* **Task to complete**
What follows is a listing; give it again exactly, in its entirety.

* **Records for this exercise**
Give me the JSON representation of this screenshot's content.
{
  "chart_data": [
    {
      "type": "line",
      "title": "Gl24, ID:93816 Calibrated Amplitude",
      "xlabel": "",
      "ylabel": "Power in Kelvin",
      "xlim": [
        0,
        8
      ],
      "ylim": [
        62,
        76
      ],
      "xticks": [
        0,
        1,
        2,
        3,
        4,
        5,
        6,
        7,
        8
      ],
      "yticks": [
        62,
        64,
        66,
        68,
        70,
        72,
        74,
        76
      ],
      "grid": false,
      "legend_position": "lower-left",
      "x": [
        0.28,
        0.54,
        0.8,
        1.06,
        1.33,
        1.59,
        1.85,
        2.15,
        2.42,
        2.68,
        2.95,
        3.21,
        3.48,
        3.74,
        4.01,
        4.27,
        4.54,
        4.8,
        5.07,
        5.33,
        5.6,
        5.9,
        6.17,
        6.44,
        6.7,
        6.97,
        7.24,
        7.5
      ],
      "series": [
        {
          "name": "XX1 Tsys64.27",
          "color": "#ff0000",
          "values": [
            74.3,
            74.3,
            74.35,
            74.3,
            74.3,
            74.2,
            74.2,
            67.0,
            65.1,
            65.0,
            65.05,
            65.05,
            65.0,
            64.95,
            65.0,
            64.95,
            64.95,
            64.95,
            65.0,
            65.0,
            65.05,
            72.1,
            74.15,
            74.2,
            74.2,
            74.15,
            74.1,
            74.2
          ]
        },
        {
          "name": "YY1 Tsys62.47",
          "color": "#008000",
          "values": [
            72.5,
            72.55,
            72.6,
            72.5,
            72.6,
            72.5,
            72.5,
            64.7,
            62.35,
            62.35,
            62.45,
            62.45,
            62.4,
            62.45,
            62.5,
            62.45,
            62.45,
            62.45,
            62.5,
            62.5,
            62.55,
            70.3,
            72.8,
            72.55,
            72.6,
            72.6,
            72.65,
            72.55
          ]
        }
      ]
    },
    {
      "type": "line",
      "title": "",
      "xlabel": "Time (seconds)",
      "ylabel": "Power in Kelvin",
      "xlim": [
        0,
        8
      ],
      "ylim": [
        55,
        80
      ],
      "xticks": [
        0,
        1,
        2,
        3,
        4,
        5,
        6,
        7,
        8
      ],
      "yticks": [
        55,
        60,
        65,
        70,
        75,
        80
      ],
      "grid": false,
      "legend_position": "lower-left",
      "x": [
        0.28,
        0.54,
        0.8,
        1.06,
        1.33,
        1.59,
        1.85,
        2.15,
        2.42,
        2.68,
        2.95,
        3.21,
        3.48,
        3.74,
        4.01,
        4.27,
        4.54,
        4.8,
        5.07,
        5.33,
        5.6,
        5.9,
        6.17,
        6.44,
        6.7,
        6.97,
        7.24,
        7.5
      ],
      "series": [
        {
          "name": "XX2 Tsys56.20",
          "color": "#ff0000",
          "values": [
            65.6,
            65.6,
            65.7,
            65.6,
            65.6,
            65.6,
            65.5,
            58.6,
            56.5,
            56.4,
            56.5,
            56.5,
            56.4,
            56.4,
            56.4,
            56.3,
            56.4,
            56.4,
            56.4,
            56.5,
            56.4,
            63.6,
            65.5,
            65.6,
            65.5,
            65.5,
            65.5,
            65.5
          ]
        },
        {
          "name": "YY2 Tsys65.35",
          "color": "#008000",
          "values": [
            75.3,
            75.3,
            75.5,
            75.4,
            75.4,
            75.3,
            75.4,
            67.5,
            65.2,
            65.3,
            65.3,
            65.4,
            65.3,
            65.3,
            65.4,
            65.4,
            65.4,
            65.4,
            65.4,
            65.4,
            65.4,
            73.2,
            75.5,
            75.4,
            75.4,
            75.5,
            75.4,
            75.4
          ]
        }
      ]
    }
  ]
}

* **Reply to the exercise**
Give me the JSON representation of this screenshot's content.
{
  "chart_data": [
    {
      "type": "line",
      "title": "Gl24, ID:93816 Calibrated Amplitude",
      "xlabel": "",
      "ylabel": "Power in Kelvin",
      "xlim": [
        0,
        8
      ],
      "ylim": [
        62,
        76
      ],
      "xticks": [
        0,
        1,
        2,
        3,
        4,
        5,
        6,
        7,
        8
      ],
      "yticks": [
        62,
        64,
        66,
        68,
        70,
        72,
        74,
        76
      ],
      "grid": false,
      "legend_position": "lower-left",
      "x": [
        0.28,
        0.54,
        0.8,
        1.06,
        1.33,
        1.59,
        1.85,
        2.15,
        2.42,
        2.68,
        2.95,
        3.21,
        3.48,
        3.74,
        4.01,
        4.27,
        4.54,
        4.8,
        5.07,
        5.33,
        5.6,
        5.9,
        6.17,
        6.44,
        6.7,
        6.97,
        7.24,
        7.5
      ],
      "series": [
        {
          "name": "XX1 Tsys64.27",
          "color": "#ff0000",
          "values": [
            74.3,
            74.3,
            74.35,
            74.3,
            74.3,
            74.2,
            74.2,
            67.0,
            65.1,
            65.0,
            65.05,
            65.05,
            65.0,
            64.95,
            65.0,
            64.95,
            64.95,
            64.95,
            65.0,
            65.0,
            65.05,
            72.1,
            74.15,
            74.2,
            74.2,
            74.15,
            74.1,
            74.2
          ]
        },
        {
          "name": "YY1 Tsys62.47",
          "color": "#008000",
          "values": [
            72.5,
            72.55,
            72.6,
            72.5,
            72.6,
            72.5,
            72.5,
            64.7,
            62.35,
            62.35,
            62.45,
            62.45,
            62.4,
            62.45,
            62.5,
            62.45,
            62.45,
            62.45,
            62.5,
            62.5,
            62.55,
            70.3,
            72.8,
            72.55,
            72.6,
            72.6,
            72.65,
            72.55
          ]
        }
      ]
    },
    {
      "type": "line",
      "title": "",
      "xlabel": "Time (seconds)",
      "ylabel": "Power in Kelvin",
      "xlim": [
        0,
        8
      ],
      "ylim": [
        55,
        80
      ],
      "xticks": [
        0,
        1,
        2,
        3,
        4,
        5,
        6,
        7,
        8
      ],
      "yticks": [
        55,
        60,
        65,
        70,
        75,
        80
      ],
      "grid": false,
      "legend_position": "lower-left",
      "x": [
        0.28,
        0.54,
        0.8,
        1.06,
        1.33,
        1.59,
        1.85,
        2.15,
        2.42,
        2.68,
        2.95,
        3.21,
        3.48,
        3.74,
        4.01,
        4.27,
        4.54,
        4.8,
        5.07,
        5.33,
        5.6,
        5.9,
        6.17,
        6.44,
        6.7,
        6.97,
        7.24,
        7.5
      ],
      "series": [
        {
          "name": "XX2 Tsys56.20",
          "color": "#ff0000",
          "values": [
            65.6,
            65.6,
            65.7,
            65.6,
            65.6,
            65.6,
            65.5,
            58.6,
            56.5,
            56.4,
            56.5,
            56.5,
            56.4,
            56.4,
            56.4,
            56.3,
            56.4,
            56.4,
            56.4,
            56.5,
            56.4,
            63.6,
            65.5,
            65.6,
            65.5,
            65.5,
            65.5,
            65.5
          ]
        },
        {
          "name": "YY2 Tsys65.35",
          "color": "#008000",
          "values": [
            75.3,
            75.3,
            75.5,
            75.4,
            75.4,
            75.3,
            75.4,
            67.5,
            65.2,
            65.3,
            65.3,
            65.4,
            65.3,
            65.3,
            65.4,
            65.4,
            65.4,
            65.4,
            65.4,
            65.4,
            65.4,
            73.2,
            75.5,
            75.4,
            75.4,
            75.5,
            75.4,
            75.4
          ]
        }
      ]
    }
  ]
}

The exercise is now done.